--- Records to use ---

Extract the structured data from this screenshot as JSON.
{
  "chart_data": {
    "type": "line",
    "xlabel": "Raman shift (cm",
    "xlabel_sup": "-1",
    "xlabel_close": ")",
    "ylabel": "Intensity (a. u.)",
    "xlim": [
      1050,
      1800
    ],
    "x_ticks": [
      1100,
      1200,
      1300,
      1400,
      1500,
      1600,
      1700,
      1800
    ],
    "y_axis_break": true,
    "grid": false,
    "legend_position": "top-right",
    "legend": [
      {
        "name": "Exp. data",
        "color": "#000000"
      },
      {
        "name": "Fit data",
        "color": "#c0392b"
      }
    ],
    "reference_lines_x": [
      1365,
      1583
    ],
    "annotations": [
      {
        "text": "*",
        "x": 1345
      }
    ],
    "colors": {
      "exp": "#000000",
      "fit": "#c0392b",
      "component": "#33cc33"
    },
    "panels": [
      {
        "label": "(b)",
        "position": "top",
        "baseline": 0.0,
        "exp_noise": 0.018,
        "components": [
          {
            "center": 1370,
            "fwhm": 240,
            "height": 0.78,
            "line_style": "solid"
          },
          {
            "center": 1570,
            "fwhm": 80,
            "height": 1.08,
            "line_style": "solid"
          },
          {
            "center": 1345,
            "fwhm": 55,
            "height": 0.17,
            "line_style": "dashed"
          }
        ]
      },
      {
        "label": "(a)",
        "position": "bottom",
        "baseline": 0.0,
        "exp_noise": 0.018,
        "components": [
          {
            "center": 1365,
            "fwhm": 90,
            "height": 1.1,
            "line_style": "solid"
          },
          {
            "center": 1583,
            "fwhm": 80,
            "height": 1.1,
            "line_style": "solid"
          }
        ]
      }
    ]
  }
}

---

• **What the task asks**
Collect each line of the entries that has the word "fwhm", copying it in full.

• **Correct answer**
            "fwhm": 240,
            "fwhm": 80,
            "fwhm": 55,
            "fwhm": 90,
            "fwhm": 80,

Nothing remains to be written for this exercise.